• _Prompt_:
Below are records to be output exactly, every one of them.

• _Dataset content_:
● ● ●
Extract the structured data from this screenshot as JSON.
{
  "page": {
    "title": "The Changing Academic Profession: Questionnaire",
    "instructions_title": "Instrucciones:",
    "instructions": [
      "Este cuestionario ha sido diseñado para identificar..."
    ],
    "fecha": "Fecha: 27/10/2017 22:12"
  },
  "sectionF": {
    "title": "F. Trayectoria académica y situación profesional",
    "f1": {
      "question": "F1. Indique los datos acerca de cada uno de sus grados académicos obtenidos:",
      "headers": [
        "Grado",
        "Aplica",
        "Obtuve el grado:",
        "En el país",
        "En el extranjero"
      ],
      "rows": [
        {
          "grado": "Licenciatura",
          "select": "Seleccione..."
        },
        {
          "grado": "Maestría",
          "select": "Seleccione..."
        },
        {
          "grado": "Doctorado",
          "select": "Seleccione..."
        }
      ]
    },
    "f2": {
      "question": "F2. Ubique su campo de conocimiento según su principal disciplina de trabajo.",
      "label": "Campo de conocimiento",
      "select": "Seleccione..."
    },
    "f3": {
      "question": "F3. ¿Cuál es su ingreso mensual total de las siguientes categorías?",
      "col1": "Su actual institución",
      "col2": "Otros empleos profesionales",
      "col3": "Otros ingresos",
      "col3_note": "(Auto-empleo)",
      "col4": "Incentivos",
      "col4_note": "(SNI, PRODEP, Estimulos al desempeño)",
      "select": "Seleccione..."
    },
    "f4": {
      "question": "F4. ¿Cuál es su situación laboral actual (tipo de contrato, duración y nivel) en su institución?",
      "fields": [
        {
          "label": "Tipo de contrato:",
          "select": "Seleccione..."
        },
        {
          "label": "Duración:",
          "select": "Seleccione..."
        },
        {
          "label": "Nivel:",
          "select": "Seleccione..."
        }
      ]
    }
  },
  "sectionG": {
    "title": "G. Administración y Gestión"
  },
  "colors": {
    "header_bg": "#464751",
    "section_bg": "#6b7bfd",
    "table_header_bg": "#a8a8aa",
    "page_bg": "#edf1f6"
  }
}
● ● ●
• _Solved exercise_:
Extract the structured data from this screenshot as JSON.
{
  "page": {
    "title": "The Changing Academic Profession: Questionnaire",
    "instructions_title": "Instrucciones:",
    "instructions": [
      "Este cuestionario ha sido diseñado para identificar..."
    ],
    "fecha": "Fecha: 27/10/2017 22:12"
  },
  "sectionF": {
    "title": "F. Trayectoria académica y situación profesional",
    "f1": {
      "question": "F1. Indique los datos acerca de cada uno de sus grados académicos obtenidos:",
      "headers": [
        "Grado",
        "Aplica",
        "Obtuve el grado:",
        "En el país",
        "En el extranjero"
      ],
      "rows": [
        {
          "grado": "Licenciatura",
          "select": "Seleccione..."
        },
        {
          "grado": "Maestría",
          "select": "Seleccione..."
        },
        {
          "grado": "Doctorado",
          "select": "Seleccione..."
        }
      ]
    },
    "f2": {
      "question": "F2. Ubique su campo de conocimiento según su principal disciplina de trabajo.",
      "label": "Campo de conocimiento",
      "select": "Seleccione..."
    },
    "f3": {
      "question": "F3. ¿Cuál es su ingreso mensual total de las siguientes categorías?",
      "col1": "Su actual institución",
      "col2": "Otros empleos profesionales",
      "col3": "Otros ingresos",
      "col3_note": "(Auto-empleo)",
      "col4": "Incentivos",
      "col4_note": "(SNI, PRODEP, Estimulos al desempeño)",
      "select": "Seleccione..."
    },
    "f4": {
      "question": "F4. ¿Cuál es su situación laboral actual (tipo de contrato, duración y nivel) en su institución?",
      "fields": [
        {
          "label": "Tipo de contrato:",
          "select": "Seleccione..."
        },
        {
          "label": "Duración:",
          "select": "Seleccione..."
        },
        {
          "label": "Nivel:",
          "select": "Seleccione..."
        }
      ]
    }
  },
  "sectionG": {
    "title": "G. Administración y Gestión"
  },
  "colors": {
    "header_bg": "#464751",
    "section_bg": "#6b7bfd",
    "table_header_bg": "#a8a8aa",
    "page_bg": "#edf1f6"
  }
}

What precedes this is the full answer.